THE REQUEST
Bring together all lines of the material below that contain the string "classrooms".

[Collection entries]
Begin

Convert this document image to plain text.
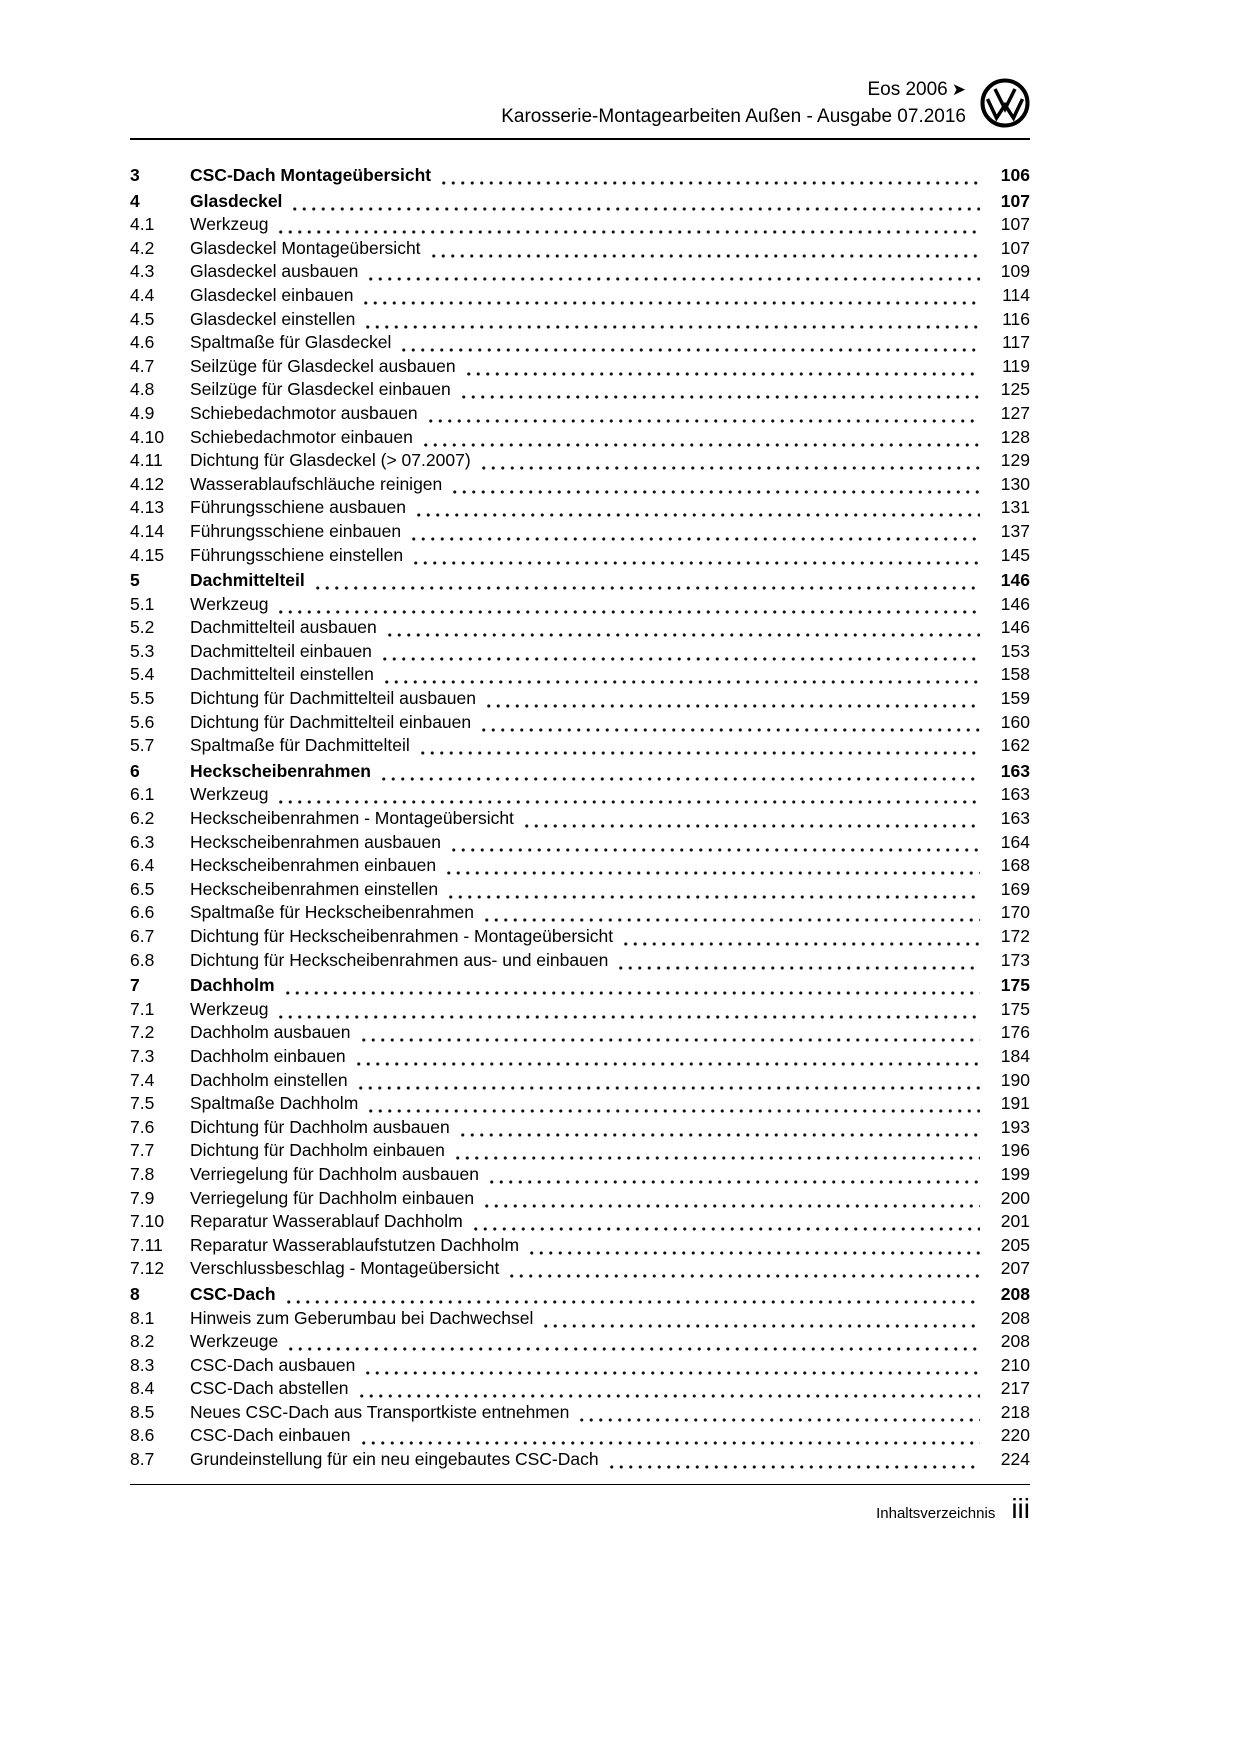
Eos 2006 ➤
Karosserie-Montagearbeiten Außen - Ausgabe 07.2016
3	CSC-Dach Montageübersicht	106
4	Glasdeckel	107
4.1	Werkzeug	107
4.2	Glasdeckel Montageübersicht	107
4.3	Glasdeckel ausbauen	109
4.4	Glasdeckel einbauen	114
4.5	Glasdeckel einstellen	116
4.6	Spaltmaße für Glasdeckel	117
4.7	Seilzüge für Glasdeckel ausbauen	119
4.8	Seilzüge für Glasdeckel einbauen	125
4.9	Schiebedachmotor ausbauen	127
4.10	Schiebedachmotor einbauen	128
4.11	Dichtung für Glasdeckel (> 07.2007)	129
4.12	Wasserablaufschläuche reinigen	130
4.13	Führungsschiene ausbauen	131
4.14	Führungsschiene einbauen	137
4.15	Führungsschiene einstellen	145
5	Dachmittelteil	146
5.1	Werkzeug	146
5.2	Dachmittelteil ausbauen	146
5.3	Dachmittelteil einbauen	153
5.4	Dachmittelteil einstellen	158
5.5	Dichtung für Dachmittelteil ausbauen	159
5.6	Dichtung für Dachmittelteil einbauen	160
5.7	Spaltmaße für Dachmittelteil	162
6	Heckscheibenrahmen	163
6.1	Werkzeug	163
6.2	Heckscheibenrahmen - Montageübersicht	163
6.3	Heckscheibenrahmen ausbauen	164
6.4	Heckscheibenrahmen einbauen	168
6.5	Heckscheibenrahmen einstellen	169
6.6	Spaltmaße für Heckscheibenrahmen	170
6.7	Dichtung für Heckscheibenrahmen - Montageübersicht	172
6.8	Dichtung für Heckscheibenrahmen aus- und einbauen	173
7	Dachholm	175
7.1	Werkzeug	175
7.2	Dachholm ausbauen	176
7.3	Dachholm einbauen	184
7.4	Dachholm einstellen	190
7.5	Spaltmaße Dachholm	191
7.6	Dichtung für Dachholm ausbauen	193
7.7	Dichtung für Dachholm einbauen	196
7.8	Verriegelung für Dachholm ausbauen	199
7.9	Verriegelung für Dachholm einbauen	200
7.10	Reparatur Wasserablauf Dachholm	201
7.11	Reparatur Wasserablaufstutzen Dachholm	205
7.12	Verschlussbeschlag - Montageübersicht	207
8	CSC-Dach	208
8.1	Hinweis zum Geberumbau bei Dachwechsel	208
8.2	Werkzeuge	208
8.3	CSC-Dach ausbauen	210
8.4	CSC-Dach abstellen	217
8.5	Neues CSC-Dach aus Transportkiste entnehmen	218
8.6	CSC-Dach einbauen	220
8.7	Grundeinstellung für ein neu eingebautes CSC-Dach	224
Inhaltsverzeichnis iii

End
Begin

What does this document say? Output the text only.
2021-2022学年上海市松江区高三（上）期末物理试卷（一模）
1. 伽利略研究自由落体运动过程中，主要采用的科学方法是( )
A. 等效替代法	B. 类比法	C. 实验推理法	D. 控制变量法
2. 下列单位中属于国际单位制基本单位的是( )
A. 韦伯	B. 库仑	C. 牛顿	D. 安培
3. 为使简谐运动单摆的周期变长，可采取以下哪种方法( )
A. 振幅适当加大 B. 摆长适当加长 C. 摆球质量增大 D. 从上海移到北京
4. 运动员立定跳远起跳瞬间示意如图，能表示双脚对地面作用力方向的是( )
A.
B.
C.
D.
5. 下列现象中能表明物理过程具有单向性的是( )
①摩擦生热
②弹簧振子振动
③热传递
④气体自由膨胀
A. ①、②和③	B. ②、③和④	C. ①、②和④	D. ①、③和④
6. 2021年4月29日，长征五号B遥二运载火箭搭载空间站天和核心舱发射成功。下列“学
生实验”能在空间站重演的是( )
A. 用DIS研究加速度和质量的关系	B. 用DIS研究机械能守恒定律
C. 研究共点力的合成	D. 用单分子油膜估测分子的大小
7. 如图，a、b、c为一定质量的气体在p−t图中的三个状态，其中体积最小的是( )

End
Begin

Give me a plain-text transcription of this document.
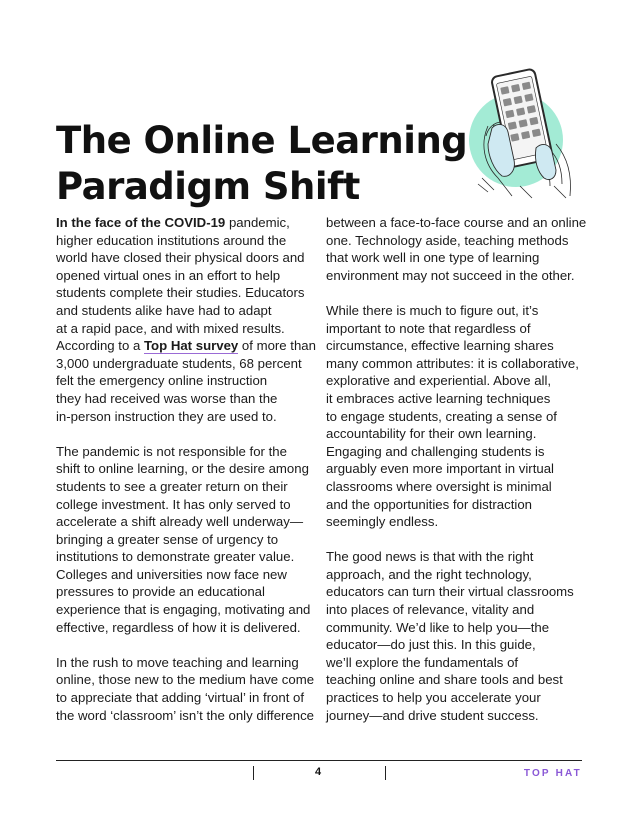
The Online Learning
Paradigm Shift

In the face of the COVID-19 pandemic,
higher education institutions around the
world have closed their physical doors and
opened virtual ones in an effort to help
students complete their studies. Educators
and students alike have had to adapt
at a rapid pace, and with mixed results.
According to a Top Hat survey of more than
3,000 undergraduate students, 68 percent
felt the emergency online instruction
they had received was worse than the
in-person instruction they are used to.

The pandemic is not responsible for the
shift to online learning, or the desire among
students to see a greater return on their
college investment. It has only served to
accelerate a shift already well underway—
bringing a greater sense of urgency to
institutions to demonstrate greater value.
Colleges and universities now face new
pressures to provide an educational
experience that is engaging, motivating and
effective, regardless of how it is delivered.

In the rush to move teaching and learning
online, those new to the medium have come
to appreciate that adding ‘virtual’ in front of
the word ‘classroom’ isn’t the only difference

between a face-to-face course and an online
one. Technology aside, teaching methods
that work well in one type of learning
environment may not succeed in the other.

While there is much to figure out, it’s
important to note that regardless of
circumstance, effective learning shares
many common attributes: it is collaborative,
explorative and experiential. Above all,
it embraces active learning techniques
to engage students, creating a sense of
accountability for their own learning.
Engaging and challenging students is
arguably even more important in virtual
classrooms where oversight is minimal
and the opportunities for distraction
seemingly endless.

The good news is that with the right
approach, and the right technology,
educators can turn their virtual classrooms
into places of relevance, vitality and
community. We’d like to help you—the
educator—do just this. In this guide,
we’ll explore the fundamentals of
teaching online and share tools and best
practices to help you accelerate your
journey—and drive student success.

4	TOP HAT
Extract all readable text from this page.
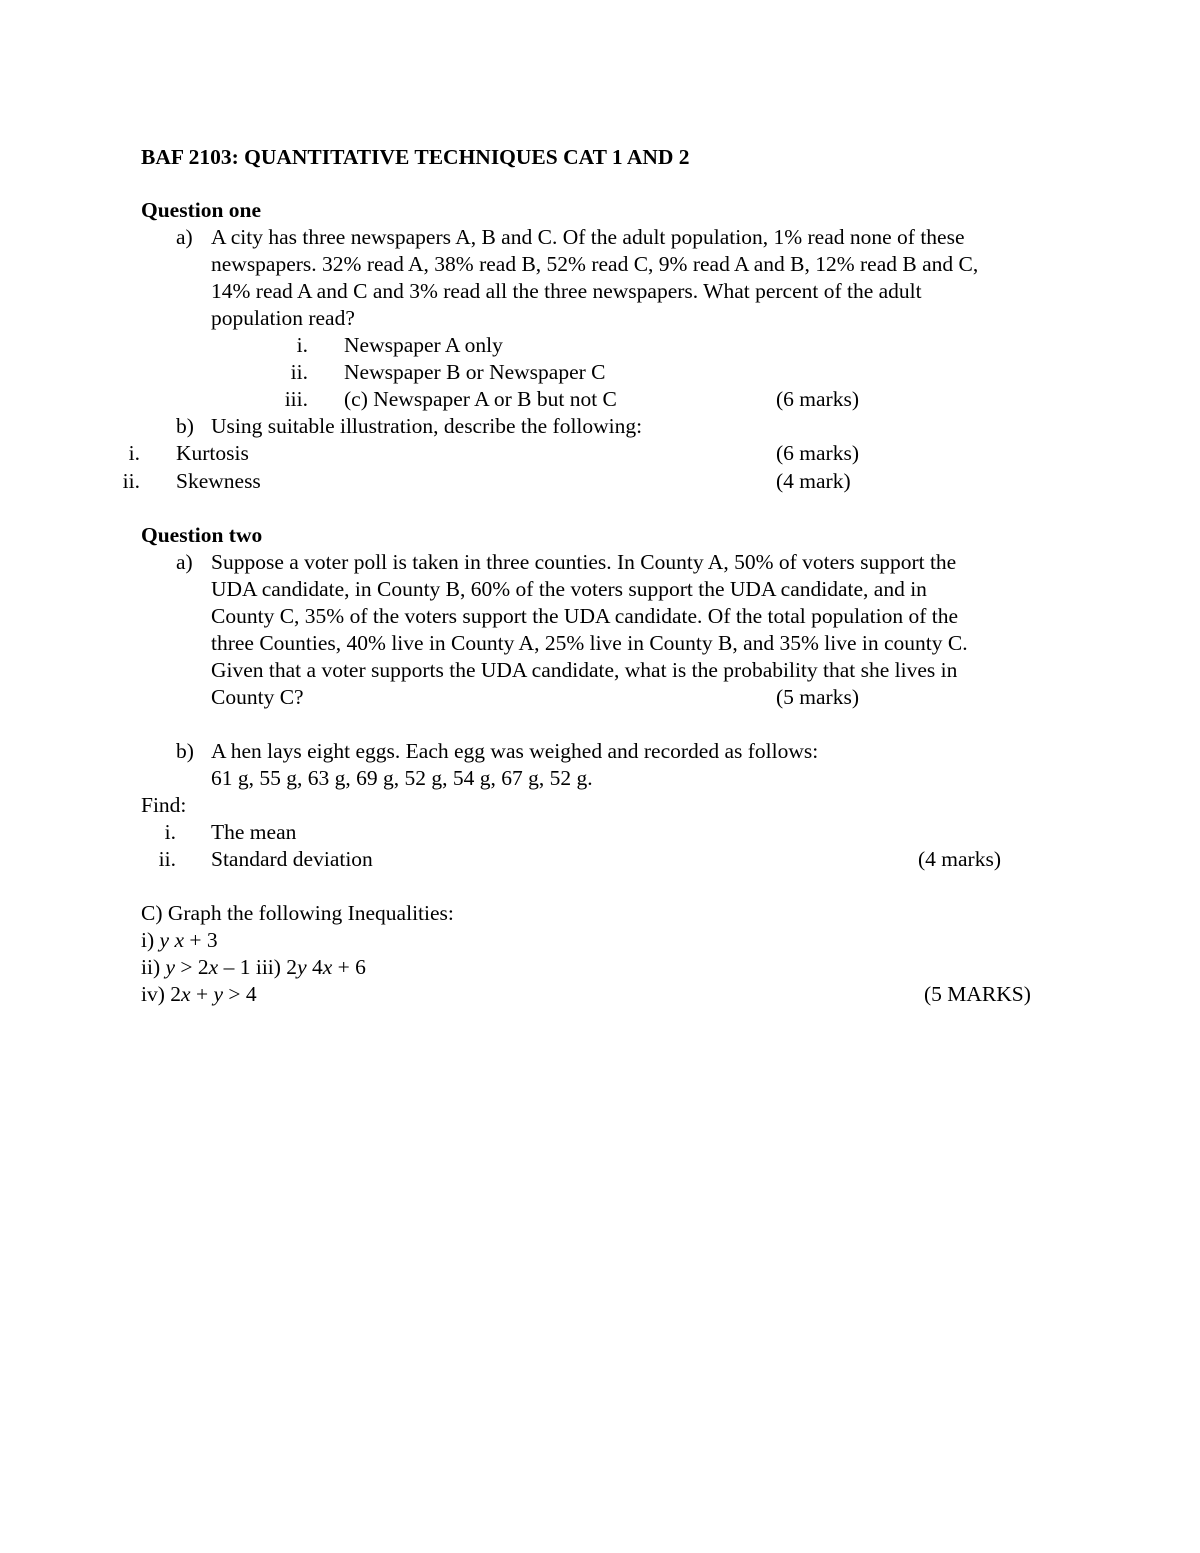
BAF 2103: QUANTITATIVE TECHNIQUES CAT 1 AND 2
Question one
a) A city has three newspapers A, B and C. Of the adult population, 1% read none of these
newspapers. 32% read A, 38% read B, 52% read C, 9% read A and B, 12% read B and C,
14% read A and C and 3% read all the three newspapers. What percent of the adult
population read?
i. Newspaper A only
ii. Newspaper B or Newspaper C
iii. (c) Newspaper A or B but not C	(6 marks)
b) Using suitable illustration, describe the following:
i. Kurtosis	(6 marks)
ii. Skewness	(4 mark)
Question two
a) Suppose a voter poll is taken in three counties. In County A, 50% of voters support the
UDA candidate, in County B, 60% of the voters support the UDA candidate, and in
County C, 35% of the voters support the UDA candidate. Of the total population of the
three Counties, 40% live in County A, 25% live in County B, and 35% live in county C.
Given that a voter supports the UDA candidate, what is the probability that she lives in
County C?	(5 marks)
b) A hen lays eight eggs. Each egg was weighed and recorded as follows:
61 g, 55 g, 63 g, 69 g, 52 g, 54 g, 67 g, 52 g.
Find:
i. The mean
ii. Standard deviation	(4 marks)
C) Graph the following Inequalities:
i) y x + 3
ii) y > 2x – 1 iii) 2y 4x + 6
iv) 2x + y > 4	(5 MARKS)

End

SOLUTION FOR THIS TASK
classrooms where oversight is minimal
educators can turn their virtual classrooms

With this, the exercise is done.